>> START
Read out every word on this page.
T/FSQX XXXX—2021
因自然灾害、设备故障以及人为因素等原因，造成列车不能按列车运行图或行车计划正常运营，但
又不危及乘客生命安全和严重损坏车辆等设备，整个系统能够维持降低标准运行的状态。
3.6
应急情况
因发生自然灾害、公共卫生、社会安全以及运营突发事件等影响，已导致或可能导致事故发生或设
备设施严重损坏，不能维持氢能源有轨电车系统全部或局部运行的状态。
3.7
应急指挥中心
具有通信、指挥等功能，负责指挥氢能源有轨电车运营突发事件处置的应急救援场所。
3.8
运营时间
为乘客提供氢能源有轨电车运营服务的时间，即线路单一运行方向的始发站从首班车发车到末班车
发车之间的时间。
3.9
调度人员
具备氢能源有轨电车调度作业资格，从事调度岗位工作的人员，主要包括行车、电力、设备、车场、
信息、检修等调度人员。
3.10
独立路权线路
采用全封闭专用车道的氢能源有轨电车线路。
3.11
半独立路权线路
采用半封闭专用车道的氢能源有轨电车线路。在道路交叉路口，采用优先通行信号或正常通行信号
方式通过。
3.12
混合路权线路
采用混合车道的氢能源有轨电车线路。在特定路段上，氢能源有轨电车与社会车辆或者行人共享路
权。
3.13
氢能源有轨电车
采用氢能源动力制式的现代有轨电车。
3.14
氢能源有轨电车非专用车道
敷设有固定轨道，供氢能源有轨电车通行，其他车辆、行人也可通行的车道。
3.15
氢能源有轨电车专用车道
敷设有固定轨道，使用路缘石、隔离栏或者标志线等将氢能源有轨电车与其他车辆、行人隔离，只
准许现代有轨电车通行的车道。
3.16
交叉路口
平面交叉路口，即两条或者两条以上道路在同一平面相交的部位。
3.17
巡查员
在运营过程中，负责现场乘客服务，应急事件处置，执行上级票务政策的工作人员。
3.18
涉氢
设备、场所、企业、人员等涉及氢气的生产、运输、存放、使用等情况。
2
>> END
▶ **Aim of the exercise**: Count how many lines of the listing above include "敷设有固定轨道" and report that number alone.

▶ **Result of the task**: 2